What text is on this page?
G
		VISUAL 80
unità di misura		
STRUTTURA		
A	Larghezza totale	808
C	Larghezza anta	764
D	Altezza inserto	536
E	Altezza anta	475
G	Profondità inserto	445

────────

§ Job
Please return the data above exactly as given.

§ Result for this exercise
What text is on this page?
G
		VISUAL 80
unità di misura		
STRUTTURA		
A	Larghezza totale	808
C	Larghezza anta	764
D	Altezza inserto	536
E	Altezza anta	475
G	Profondità inserto	445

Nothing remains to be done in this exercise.